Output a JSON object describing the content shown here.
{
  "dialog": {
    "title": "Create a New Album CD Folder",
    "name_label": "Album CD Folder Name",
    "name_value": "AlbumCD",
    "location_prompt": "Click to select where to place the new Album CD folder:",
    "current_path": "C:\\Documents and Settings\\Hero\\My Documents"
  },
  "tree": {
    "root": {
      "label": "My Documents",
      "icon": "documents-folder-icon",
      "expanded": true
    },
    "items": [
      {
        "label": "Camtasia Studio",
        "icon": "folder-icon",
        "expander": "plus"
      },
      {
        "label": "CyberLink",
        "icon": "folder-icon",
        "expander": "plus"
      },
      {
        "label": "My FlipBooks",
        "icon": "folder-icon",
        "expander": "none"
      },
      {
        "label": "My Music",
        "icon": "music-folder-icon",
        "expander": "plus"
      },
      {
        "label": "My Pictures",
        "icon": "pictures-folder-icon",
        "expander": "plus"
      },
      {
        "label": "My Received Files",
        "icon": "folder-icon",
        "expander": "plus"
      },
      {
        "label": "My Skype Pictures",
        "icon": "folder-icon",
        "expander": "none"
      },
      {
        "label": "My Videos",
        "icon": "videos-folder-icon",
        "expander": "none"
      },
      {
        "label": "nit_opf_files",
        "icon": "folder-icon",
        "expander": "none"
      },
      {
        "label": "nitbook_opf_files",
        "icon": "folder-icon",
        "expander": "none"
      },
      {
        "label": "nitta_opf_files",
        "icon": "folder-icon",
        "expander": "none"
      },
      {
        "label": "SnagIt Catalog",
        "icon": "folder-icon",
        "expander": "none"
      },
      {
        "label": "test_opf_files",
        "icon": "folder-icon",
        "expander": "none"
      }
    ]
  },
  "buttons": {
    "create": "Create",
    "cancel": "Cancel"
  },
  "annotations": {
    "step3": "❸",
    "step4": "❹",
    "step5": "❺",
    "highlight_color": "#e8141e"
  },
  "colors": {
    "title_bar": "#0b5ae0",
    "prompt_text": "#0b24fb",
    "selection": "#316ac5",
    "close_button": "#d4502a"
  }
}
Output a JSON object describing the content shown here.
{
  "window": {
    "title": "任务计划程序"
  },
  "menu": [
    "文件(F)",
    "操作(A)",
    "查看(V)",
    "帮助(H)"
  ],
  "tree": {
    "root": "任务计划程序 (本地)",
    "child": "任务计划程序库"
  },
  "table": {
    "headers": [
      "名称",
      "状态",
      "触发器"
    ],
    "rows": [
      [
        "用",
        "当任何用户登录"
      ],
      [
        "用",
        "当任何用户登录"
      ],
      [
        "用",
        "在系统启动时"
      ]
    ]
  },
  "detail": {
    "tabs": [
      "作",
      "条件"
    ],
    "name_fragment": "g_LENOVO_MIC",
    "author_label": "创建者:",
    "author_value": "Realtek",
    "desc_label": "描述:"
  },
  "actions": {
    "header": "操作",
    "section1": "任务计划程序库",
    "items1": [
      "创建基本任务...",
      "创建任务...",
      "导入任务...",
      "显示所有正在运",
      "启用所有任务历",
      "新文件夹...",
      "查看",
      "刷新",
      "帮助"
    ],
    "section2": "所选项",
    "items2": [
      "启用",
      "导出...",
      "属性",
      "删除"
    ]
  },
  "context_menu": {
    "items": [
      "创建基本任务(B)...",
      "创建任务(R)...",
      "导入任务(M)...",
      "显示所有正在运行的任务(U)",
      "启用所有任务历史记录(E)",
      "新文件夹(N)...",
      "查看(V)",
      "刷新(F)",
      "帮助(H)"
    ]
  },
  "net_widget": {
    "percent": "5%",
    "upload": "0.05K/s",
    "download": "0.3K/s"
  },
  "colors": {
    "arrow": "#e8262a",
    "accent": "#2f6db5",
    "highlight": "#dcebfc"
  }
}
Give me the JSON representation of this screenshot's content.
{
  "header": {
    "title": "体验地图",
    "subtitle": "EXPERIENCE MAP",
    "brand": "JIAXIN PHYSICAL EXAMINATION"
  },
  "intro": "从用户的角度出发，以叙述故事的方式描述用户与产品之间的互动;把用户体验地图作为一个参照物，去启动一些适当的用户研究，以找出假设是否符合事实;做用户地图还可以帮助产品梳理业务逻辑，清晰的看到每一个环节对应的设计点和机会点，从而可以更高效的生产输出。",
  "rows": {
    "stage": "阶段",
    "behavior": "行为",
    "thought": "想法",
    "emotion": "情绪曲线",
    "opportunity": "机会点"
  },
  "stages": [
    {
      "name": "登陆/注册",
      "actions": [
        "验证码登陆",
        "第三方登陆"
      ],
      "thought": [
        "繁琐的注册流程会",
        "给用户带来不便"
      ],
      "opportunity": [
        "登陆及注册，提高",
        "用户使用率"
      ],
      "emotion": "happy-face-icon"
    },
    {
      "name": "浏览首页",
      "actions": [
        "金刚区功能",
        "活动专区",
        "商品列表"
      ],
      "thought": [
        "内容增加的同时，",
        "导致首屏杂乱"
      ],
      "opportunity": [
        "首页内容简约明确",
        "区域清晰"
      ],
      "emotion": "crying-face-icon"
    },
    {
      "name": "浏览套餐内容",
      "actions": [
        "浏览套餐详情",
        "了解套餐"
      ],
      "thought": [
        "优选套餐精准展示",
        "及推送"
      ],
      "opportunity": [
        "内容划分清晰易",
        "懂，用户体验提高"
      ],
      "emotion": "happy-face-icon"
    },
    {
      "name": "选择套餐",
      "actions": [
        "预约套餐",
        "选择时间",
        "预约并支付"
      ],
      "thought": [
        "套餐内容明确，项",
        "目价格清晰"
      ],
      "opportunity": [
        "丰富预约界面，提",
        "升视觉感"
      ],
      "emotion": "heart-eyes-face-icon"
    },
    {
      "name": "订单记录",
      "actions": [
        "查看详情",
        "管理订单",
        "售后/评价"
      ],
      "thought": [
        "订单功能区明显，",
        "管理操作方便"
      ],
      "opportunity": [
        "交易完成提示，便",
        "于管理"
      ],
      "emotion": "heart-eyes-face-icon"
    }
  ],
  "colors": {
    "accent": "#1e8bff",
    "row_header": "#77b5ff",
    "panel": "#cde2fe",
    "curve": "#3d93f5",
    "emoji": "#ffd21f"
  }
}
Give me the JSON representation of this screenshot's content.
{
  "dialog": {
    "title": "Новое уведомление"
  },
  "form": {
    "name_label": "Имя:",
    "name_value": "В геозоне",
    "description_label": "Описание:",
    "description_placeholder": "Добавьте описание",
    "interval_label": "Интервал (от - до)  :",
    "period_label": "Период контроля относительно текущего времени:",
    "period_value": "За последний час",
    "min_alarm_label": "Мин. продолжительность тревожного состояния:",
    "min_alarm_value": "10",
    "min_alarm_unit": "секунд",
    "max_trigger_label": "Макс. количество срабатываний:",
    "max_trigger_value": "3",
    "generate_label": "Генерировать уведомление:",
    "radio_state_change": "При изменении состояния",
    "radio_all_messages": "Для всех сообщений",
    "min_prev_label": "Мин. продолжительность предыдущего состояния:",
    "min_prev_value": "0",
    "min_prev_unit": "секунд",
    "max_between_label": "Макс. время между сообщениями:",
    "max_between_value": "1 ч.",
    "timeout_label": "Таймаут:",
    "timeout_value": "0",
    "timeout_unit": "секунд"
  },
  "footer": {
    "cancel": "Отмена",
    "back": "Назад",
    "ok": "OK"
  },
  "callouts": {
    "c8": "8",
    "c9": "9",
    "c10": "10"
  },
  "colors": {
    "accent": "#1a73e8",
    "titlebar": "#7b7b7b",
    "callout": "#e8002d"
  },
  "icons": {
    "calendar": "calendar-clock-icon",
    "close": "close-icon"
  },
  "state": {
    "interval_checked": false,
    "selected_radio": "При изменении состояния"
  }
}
▬▬▬
Can you give every line above again, exactly as written?

Output a JSON object describing the content shown here.
{
  "dialog": {
    "title": "Create a New Album CD Folder",
    "name_label": "Album CD Folder Name",
    "name_value": "AlbumCD",
    "location_prompt": "Click to select where to place the new Album CD folder:",
    "current_path": "C:\\Documents and Settings\\Hero\\My Documents"
  },
  "tree": {
    "root": {
      "label": "My Documents",
      "icon": "documents-folder-icon",
      "expanded": true
    },
    "items": [
      {
        "label": "Camtasia Studio",
        "icon": "folder-icon",
        "expander": "plus"
      },
      {
        "label": "CyberLink",
        "icon": "folder-icon",
        "expander": "plus"
      },
      {
        "label": "My FlipBooks",
        "icon": "folder-icon",
        "expander": "none"
      },
      {
        "label": "My Music",
        "icon": "music-folder-icon",
        "expander": "plus"
      },
      {
        "label": "My Pictures",
        "icon": "pictures-folder-icon",
        "expander": "plus"
      },
      {
        "label": "My Received Files",
        "icon": "folder-icon",
        "expander": "plus"
      },
      {
        "label": "My Skype Pictures",
        "icon": "folder-icon",
        "expander": "none"
      },
      {
        "label": "My Videos",
        "icon": "videos-folder-icon",
        "expander": "none"
      },
      {
        "label": "nit_opf_files",
        "icon": "folder-icon",
        "expander": "none"
      },
      {
        "label": "nitbook_opf_files",
        "icon": "folder-icon",
        "expander": "none"
      },
      {
        "label": "nitta_opf_files",
        "icon": "folder-icon",
        "expander": "none"
      },
      {
        "label": "SnagIt Catalog",
        "icon": "folder-icon",
        "expander": "none"
      },
      {
        "label": "test_opf_files",
        "icon": "folder-icon",
        "expander": "none"
      }
    ]
  },
  "buttons": {
    "create": "Create",
    "cancel": "Cancel"
  },
  "annotations": {
    "step3": "❸",
    "step4": "❹",
    "step5": "❺",
    "highlight_color": "#e8141e"
  },
  "colors": {
    "title_bar": "#0b5ae0",
    "prompt_text": "#0b24fb",
    "selection": "#316ac5",
    "close_button": "#d4502a"
  }
}
Output a JSON object describing the content shown here.
{
  "window": {
    "title": "任务计划程序"
  },
  "menu": [
    "文件(F)",
    "操作(A)",
    "查看(V)",
    "帮助(H)"
  ],
  "tree": {
    "root": "任务计划程序 (本地)",
    "child": "任务计划程序库"
  },
  "table": {
    "headers": [
      "名称",
      "状态",
      "触发器"
    ],
    "rows": [
      [
        "用",
        "当任何用户登录"
      ],
      [
        "用",
        "当任何用户登录"
      ],
      [
        "用",
        "在系统启动时"
      ]
    ]
  },
  "detail": {
    "tabs": [
      "作",
      "条件"
    ],
    "name_fragment": "g_LENOVO_MIC",
    "author_label": "创建者:",
    "author_value": "Realtek",
    "desc_label": "描述:"
  },
  "actions": {
    "header": "操作",
    "section1": "任务计划程序库",
    "items1": [
      "创建基本任务...",
      "创建任务...",
      "导入任务...",
      "显示所有正在运",
      "启用所有任务历",
      "新文件夹...",
      "查看",
      "刷新",
      "帮助"
    ],
    "section2": "所选项",
    "items2": [
      "启用",
      "导出...",
      "属性",
      "删除"
    ]
  },
  "context_menu": {
    "items": [
      "创建基本任务(B)...",
      "创建任务(R)...",
      "导入任务(M)...",
      "显示所有正在运行的任务(U)",
      "启用所有任务历史记录(E)",
      "新文件夹(N)...",
      "查看(V)",
      "刷新(F)",
      "帮助(H)"
    ]
  },
  "net_widget": {
    "percent": "5%",
    "upload": "0.05K/s",
    "download": "0.3K/s"
  },
  "colors": {
    "arrow": "#e8262a",
    "accent": "#2f6db5",
    "highlight": "#dcebfc"
  }
}
Give me the JSON representation of this screenshot's content.
{
  "header": {
    "title": "体验地图",
    "subtitle": "EXPERIENCE MAP",
    "brand": "JIAXIN PHYSICAL EXAMINATION"
  },
  "intro": "从用户的角度出发，以叙述故事的方式描述用户与产品之间的互动;把用户体验地图作为一个参照物，去启动一些适当的用户研究，以找出假设是否符合事实;做用户地图还可以帮助产品梳理业务逻辑，清晰的看到每一个环节对应的设计点和机会点，从而可以更高效的生产输出。",
  "rows": {
    "stage": "阶段",
    "behavior": "行为",
    "thought": "想法",
    "emotion": "情绪曲线",
    "opportunity": "机会点"
  },
  "stages": [
    {
      "name": "登陆/注册",
      "actions": [
        "验证码登陆",
        "第三方登陆"
      ],
      "thought": [
        "繁琐的注册流程会",
        "给用户带来不便"
      ],
      "opportunity": [
        "登陆及注册，提高",
        "用户使用率"
      ],
      "emotion": "happy-face-icon"
    },
    {
      "name": "浏览首页",
      "actions": [
        "金刚区功能",
        "活动专区",
        "商品列表"
      ],
      "thought": [
        "内容增加的同时，",
        "导致首屏杂乱"
      ],
      "opportunity": [
        "首页内容简约明确",
        "区域清晰"
      ],
      "emotion": "crying-face-icon"
    },
    {
      "name": "浏览套餐内容",
      "actions": [
        "浏览套餐详情",
        "了解套餐"
      ],
      "thought": [
        "优选套餐精准展示",
        "及推送"
      ],
      "opportunity": [
        "内容划分清晰易",
        "懂，用户体验提高"
      ],
      "emotion": "happy-face-icon"
    },
    {
      "name": "选择套餐",
      "actions": [
        "预约套餐",
        "选择时间",
        "预约并支付"
      ],
      "thought": [
        "套餐内容明确，项",
        "目价格清晰"
      ],
      "opportunity": [
        "丰富预约界面，提",
        "升视觉感"
      ],
      "emotion": "heart-eyes-face-icon"
    },
    {
      "name": "订单记录",
      "actions": [
        "查看详情",
        "管理订单",
        "售后/评价"
      ],
      "thought": [
        "订单功能区明显，",
        "管理操作方便"
      ],
      "opportunity": [
        "交易完成提示，便",
        "于管理"
      ],
      "emotion": "heart-eyes-face-icon"
    }
  ],
  "colors": {
    "accent": "#1e8bff",
    "row_header": "#77b5ff",
    "panel": "#cde2fe",
    "curve": "#3d93f5",
    "emoji": "#ffd21f"
  }
}
Give me the JSON representation of this screenshot's content.
{
  "dialog": {
    "title": "Новое уведомление"
  },
  "form": {
    "name_label": "Имя:",
    "name_value": "В геозоне",
    "description_label": "Описание:",
    "description_placeholder": "Добавьте описание",
    "interval_label": "Интервал (от - до)  :",
    "period_label": "Период контроля относительно текущего времени:",
    "period_value": "За последний час",
    "min_alarm_label": "Мин. продолжительность тревожного состояния:",
    "min_alarm_value": "10",
    "min_alarm_unit": "секунд",
    "max_trigger_label": "Макс. количество срабатываний:",
    "max_trigger_value": "3",
    "generate_label": "Генерировать уведомление:",
    "radio_state_change": "При изменении состояния",
    "radio_all_messages": "Для всех сообщений",
    "min_prev_label": "Мин. продолжительность предыдущего состояния:",
    "min_prev_value": "0",
    "min_prev_unit": "секунд",
    "max_between_label": "Макс. время между сообщениями:",
    "max_between_value": "1 ч.",
    "timeout_label": "Таймаут:",
    "timeout_value": "0",
    "timeout_unit": "секунд"
  },
  "footer": {
    "cancel": "Отмена",
    "back": "Назад",
    "ok": "OK"
  },
  "callouts": {
    "c8": "8",
    "c9": "9",
    "c10": "10"
  },
  "colors": {
    "accent": "#1a73e8",
    "titlebar": "#7b7b7b",
    "callout": "#e8002d"
  },
  "icons": {
    "calendar": "calendar-clock-icon",
    "close": "close-icon"
  },
  "state": {
    "interval_checked": false,
    "selected_radio": "При изменении состояния"
  }
}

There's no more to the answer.